* begin TASK INPUTS *

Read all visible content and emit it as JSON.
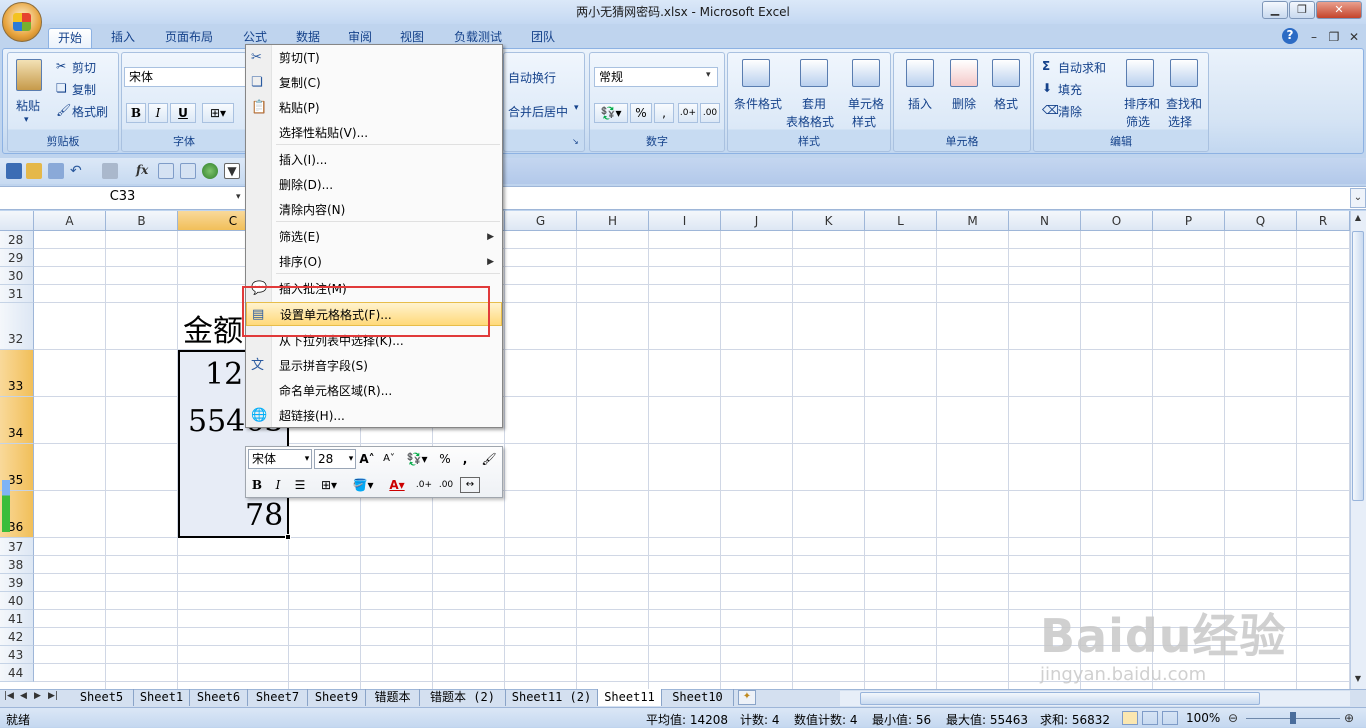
{
  "window": {
    "title": "两小无猜网密码.xlsx - Microsoft Excel",
    "minimize": "▁",
    "restore": "❐",
    "close": "✕"
  },
  "tabs": [
    "开始",
    "插入",
    "页面布局",
    "公式",
    "数据",
    "审阅",
    "视图",
    "负载测试",
    "团队"
  ],
  "ribbon": {
    "clipboard": {
      "paste": "粘贴",
      "cut": "剪切",
      "copy": "复制",
      "format_painter": "格式刷",
      "label": "剪贴板"
    },
    "font": {
      "font_name": "宋体",
      "bold": "B",
      "italic": "I",
      "underline": "U",
      "label": "字体"
    },
    "alignment": {
      "wrap": "自动换行",
      "merge": "合并后居中"
    },
    "number": {
      "format": "常规",
      "percent": "%",
      "comma": ",",
      "label": "数字"
    },
    "styles": {
      "conditional": "条件格式",
      "table1": "套用",
      "table2": "表格格式",
      "cell1": "单元格",
      "cell2": "样式",
      "label": "样式"
    },
    "cells": {
      "insert": "插入",
      "delete": "删除",
      "format": "格式",
      "label": "单元格"
    },
    "editing": {
      "autosum": "自动求和",
      "fill": "填充",
      "clear": "清除",
      "sort1": "排序和",
      "sort2": "筛选",
      "find1": "查找和",
      "find2": "选择",
      "label": "编辑"
    }
  },
  "formula_bar": {
    "name_box": "C33"
  },
  "columns": [
    "A",
    "B",
    "C",
    "D",
    "E",
    "F",
    "G",
    "H",
    "I",
    "J",
    "K",
    "L",
    "M",
    "N",
    "O",
    "P",
    "Q",
    "R"
  ],
  "rows": [
    "28",
    "29",
    "30",
    "31",
    "32",
    "33",
    "34",
    "35",
    "36",
    "37",
    "38",
    "39",
    "40",
    "41",
    "42",
    "43",
    "44"
  ],
  "cells": {
    "c32": "金额",
    "c33": "12",
    "c34": "55463",
    "c36": "78"
  },
  "context_menu": [
    {
      "label": "剪切(T)",
      "icon": "scissors-icon"
    },
    {
      "label": "复制(C)",
      "icon": "copy-icon"
    },
    {
      "label": "粘贴(P)",
      "icon": "paste-icon"
    },
    {
      "label": "选择性粘贴(V)...",
      "icon": ""
    },
    {
      "label": "插入(I)...",
      "icon": ""
    },
    {
      "label": "删除(D)...",
      "icon": ""
    },
    {
      "label": "清除内容(N)",
      "icon": ""
    },
    {
      "label": "筛选(E)",
      "icon": "",
      "submenu": "▶"
    },
    {
      "label": "排序(O)",
      "icon": "",
      "submenu": "▶"
    },
    {
      "label": "插入批注(M)",
      "icon": "comment-icon"
    },
    {
      "label": "设置单元格格式(F)...",
      "icon": "format-cells-icon"
    },
    {
      "label": "从下拉列表中选择(K)...",
      "icon": ""
    },
    {
      "label": "显示拼音字段(S)",
      "icon": "pinyin-icon"
    },
    {
      "label": "命名单元格区域(R)...",
      "icon": ""
    },
    {
      "label": "超链接(H)...",
      "icon": "hyperlink-icon"
    }
  ],
  "mini_toolbar": {
    "font": "宋体",
    "size": "28",
    "bold": "B",
    "italic": "I",
    "percent": "%",
    "comma": ","
  },
  "sheet_tabs": [
    "Sheet5",
    "Sheet1",
    "Sheet6",
    "Sheet7",
    "Sheet9",
    "错题本",
    "错题本 (2)",
    "Sheet11 (2)",
    "Sheet11",
    "Sheet10"
  ],
  "active_sheet": "Sheet11",
  "status": {
    "ready": "就绪",
    "average": "平均值: 14208",
    "count": "计数: 4",
    "numcount": "数值计数: 4",
    "min": "最小值: 56",
    "max": "最大值: 55463",
    "sum": "求和: 56832",
    "zoom": "100%"
  },
  "watermark": {
    "brand": "Baidu经验",
    "url": "jingyan.baidu.com"
  }
}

* end TASK INPUTS *

• DO THIS: Your copy should hold every record word for word and none of the pictures.

• TASK RESPONSE:
Read all visible content and emit it as JSON.
{
  "window": {
    "title": "两小无猜网密码.xlsx - Microsoft Excel",
    "minimize": "▁",
    "restore": "❐",
    "close": "✕"
  },
  "tabs": [
    "开始",
    "插入",
    "页面布局",
    "公式",
    "数据",
    "审阅",
    "视图",
    "负载测试",
    "团队"
  ],
  "ribbon": {
    "clipboard": {
      "paste": "粘贴",
      "cut": "剪切",
      "copy": "复制",
      "format_painter": "格式刷",
      "label": "剪贴板"
    },
    "font": {
      "font_name": "宋体",
      "bold": "B",
      "italic": "I",
      "underline": "U",
      "label": "字体"
    },
    "alignment": {
      "wrap": "自动换行",
      "merge": "合并后居中"
    },
    "number": {
      "format": "常规",
      "percent": "%",
      "comma": ",",
      "label": "数字"
    },
    "styles": {
      "conditional": "条件格式",
      "table1": "套用",
      "table2": "表格格式",
      "cell1": "单元格",
      "cell2": "样式",
      "label": "样式"
    },
    "cells": {
      "insert": "插入",
      "delete": "删除",
      "format": "格式",
      "label": "单元格"
    },
    "editing": {
      "autosum": "自动求和",
      "fill": "填充",
      "clear": "清除",
      "sort1": "排序和",
      "sort2": "筛选",
      "find1": "查找和",
      "find2": "选择",
      "label": "编辑"
    }
  },
  "formula_bar": {
    "name_box": "C33"
  },
  "columns": [
    "A",
    "B",
    "C",
    "D",
    "E",
    "F",
    "G",
    "H",
    "I",
    "J",
    "K",
    "L",
    "M",
    "N",
    "O",
    "P",
    "Q",
    "R"
  ],
  "rows": [
    "28",
    "29",
    "30",
    "31",
    "32",
    "33",
    "34",
    "35",
    "36",
    "37",
    "38",
    "39",
    "40",
    "41",
    "42",
    "43",
    "44"
  ],
  "cells": {
    "c32": "金额",
    "c33": "12",
    "c34": "55463",
    "c36": "78"
  },
  "context_menu": [
    {
      "label": "剪切(T)",
      "icon": "scissors-icon"
    },
    {
      "label": "复制(C)",
      "icon": "copy-icon"
    },
    {
      "label": "粘贴(P)",
      "icon": "paste-icon"
    },
    {
      "label": "选择性粘贴(V)...",
      "icon": ""
    },
    {
      "label": "插入(I)...",
      "icon": ""
    },
    {
      "label": "删除(D)...",
      "icon": ""
    },
    {
      "label": "清除内容(N)",
      "icon": ""
    },
    {
      "label": "筛选(E)",
      "icon": "",
      "submenu": "▶"
    },
    {
      "label": "排序(O)",
      "icon": "",
      "submenu": "▶"
    },
    {
      "label": "插入批注(M)",
      "icon": "comment-icon"
    },
    {
      "label": "设置单元格格式(F)...",
      "icon": "format-cells-icon"
    },
    {
      "label": "从下拉列表中选择(K)...",
      "icon": ""
    },
    {
      "label": "显示拼音字段(S)",
      "icon": "pinyin-icon"
    },
    {
      "label": "命名单元格区域(R)...",
      "icon": ""
    },
    {
      "label": "超链接(H)...",
      "icon": "hyperlink-icon"
    }
  ],
  "mini_toolbar": {
    "font": "宋体",
    "size": "28",
    "bold": "B",
    "italic": "I",
    "percent": "%",
    "comma": ","
  },
  "sheet_tabs": [
    "Sheet5",
    "Sheet1",
    "Sheet6",
    "Sheet7",
    "Sheet9",
    "错题本",
    "错题本 (2)",
    "Sheet11 (2)",
    "Sheet11",
    "Sheet10"
  ],
  "active_sheet": "Sheet11",
  "status": {
    "ready": "就绪",
    "average": "平均值: 14208",
    "count": "计数: 4",
    "numcount": "数值计数: 4",
    "min": "最小值: 56",
    "max": "最大值: 55463",
    "sum": "求和: 56832",
    "zoom": "100%"
  },
  "watermark": {
    "brand": "Baidu经验",
    "url": "jingyan.baidu.com"
  }
}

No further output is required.